> What is expected:
Write out all of the data exactly as it appears.

> Records provided:
* * *
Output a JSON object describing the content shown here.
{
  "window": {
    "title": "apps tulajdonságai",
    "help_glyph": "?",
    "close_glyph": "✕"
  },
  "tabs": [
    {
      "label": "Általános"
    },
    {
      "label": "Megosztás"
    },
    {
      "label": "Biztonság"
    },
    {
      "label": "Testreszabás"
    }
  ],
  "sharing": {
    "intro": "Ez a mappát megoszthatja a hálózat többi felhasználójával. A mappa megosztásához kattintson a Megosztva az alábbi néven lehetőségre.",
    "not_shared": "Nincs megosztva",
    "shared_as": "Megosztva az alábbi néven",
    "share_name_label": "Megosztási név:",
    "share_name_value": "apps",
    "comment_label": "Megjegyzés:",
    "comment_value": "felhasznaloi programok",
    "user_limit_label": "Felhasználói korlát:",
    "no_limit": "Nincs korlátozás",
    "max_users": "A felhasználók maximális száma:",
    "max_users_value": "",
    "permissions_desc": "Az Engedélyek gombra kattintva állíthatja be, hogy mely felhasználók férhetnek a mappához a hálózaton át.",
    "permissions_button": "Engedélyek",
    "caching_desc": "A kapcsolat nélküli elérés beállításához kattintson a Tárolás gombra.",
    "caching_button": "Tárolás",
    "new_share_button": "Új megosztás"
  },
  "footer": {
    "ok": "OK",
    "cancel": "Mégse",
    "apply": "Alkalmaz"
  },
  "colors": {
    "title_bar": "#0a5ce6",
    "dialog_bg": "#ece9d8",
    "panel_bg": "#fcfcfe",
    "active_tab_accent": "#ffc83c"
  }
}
* * *
> Expected answer:
Output a JSON object describing the content shown here.
{
  "window": {
    "title": "apps tulajdonságai",
    "help_glyph": "?",
    "close_glyph": "✕"
  },
  "tabs": [
    {
      "label": "Általános"
    },
    {
      "label": "Megosztás"
    },
    {
      "label": "Biztonság"
    },
    {
      "label": "Testreszabás"
    }
  ],
  "sharing": {
    "intro": "Ez a mappát megoszthatja a hálózat többi felhasználójával. A mappa megosztásához kattintson a Megosztva az alábbi néven lehetőségre.",
    "not_shared": "Nincs megosztva",
    "shared_as": "Megosztva az alábbi néven",
    "share_name_label": "Megosztási név:",
    "share_name_value": "apps",
    "comment_label": "Megjegyzés:",
    "comment_value": "felhasznaloi programok",
    "user_limit_label": "Felhasználói korlát:",
    "no_limit": "Nincs korlátozás",
    "max_users": "A felhasználók maximális száma:",
    "max_users_value": "",
    "permissions_desc": "Az Engedélyek gombra kattintva állíthatja be, hogy mely felhasználók férhetnek a mappához a hálózaton át.",
    "permissions_button": "Engedélyek",
    "caching_desc": "A kapcsolat nélküli elérés beállításához kattintson a Tárolás gombra.",
    "caching_button": "Tárolás",
    "new_share_button": "Új megosztás"
  },
  "footer": {
    "ok": "OK",
    "cancel": "Mégse",
    "apply": "Alkalmaz"
  },
  "colors": {
    "title_bar": "#0a5ce6",
    "dialog_bg": "#ece9d8",
    "panel_bg": "#fcfcfe",
    "active_tab_accent": "#ffc83c"
  }
}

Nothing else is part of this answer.